BEGIN Input data

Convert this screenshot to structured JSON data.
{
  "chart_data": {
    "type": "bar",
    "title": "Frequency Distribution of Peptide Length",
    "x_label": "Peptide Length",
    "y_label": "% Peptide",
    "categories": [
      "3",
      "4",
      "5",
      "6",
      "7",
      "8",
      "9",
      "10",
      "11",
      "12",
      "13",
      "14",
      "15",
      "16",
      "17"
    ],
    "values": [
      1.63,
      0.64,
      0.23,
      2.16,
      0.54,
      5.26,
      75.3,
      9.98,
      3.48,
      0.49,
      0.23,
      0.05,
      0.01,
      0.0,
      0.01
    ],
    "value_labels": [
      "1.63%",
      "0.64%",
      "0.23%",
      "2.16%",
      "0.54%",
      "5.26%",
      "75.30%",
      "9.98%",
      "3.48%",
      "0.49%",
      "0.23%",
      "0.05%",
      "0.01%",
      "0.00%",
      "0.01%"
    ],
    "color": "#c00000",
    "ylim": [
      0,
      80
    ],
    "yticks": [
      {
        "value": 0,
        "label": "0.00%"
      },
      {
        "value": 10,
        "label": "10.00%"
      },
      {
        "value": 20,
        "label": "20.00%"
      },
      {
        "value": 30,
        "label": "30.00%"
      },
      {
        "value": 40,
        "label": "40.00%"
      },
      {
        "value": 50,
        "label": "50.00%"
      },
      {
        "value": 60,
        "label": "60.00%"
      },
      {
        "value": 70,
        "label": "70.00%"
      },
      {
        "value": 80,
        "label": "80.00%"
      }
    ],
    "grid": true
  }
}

END Input data
BEGIN Input data

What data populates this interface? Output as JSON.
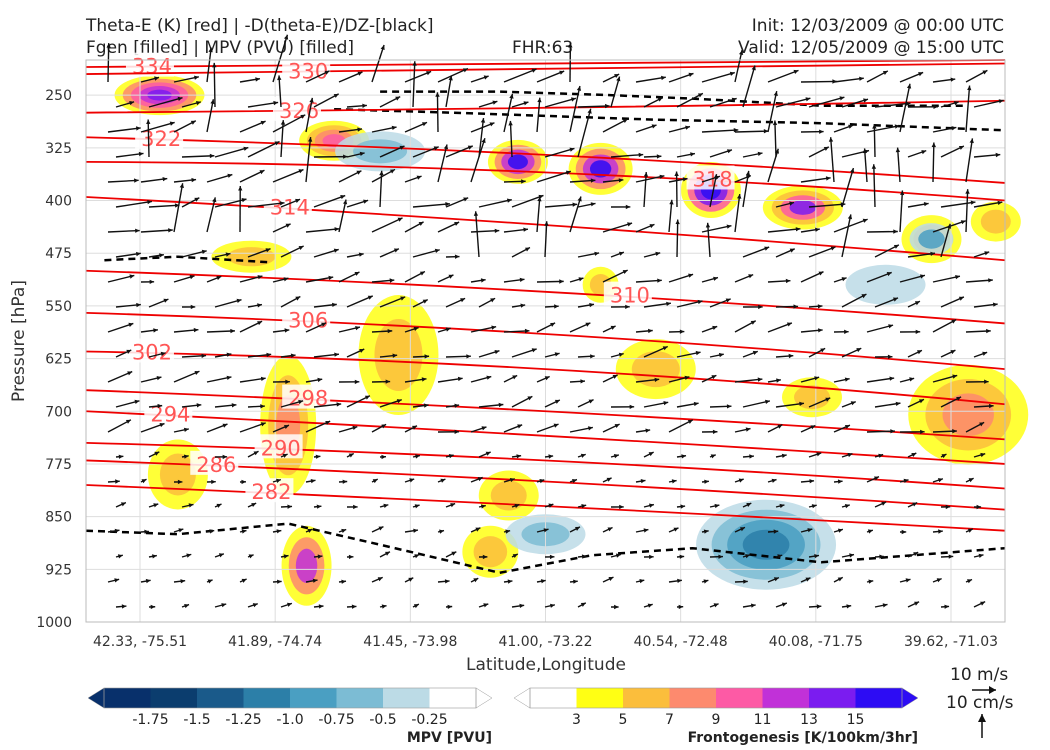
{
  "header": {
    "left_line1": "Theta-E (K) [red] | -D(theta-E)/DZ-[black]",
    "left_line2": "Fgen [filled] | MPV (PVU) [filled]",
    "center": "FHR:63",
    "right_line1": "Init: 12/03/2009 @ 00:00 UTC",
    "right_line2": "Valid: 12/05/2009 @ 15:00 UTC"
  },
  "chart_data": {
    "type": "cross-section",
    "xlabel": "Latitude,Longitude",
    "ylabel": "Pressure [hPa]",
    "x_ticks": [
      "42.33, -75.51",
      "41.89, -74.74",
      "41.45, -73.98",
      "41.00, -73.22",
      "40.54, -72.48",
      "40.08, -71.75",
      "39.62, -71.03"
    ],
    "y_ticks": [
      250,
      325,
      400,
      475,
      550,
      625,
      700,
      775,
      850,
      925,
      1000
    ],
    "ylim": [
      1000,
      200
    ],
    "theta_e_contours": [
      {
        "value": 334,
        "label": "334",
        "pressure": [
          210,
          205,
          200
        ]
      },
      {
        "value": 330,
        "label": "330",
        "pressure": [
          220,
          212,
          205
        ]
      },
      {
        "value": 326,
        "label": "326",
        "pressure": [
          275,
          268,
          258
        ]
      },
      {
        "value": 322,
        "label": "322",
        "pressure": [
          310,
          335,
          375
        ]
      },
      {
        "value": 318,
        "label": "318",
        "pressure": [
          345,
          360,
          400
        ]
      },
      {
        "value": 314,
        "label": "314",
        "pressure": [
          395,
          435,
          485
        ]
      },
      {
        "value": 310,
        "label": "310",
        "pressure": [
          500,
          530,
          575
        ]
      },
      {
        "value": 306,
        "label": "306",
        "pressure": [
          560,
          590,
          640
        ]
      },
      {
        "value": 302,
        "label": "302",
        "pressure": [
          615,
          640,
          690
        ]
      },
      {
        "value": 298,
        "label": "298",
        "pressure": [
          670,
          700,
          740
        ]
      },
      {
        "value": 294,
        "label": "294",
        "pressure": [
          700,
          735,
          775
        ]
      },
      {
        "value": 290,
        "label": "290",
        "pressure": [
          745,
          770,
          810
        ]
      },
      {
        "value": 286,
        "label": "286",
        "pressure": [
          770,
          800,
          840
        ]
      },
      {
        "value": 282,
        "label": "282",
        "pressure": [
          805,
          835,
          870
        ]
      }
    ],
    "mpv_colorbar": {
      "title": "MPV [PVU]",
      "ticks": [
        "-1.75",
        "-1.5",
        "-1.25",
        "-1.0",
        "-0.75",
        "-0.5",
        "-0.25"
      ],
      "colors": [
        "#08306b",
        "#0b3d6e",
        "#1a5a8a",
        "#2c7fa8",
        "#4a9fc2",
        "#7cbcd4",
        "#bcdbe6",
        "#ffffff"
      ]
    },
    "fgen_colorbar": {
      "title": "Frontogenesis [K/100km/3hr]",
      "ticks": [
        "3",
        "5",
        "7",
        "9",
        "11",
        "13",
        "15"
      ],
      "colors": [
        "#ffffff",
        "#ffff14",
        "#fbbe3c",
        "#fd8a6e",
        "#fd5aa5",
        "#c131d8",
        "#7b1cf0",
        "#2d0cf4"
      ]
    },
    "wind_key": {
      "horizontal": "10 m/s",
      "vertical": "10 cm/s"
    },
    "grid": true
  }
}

END Input data

■ **To do**
Go through the records. Copy each line where "Peptide" appears.

■ **Output below**
    "title": "Frequency Distribution of Peptide Length",
    "x_label": "Peptide Length",
    "y_label": "% Peptide",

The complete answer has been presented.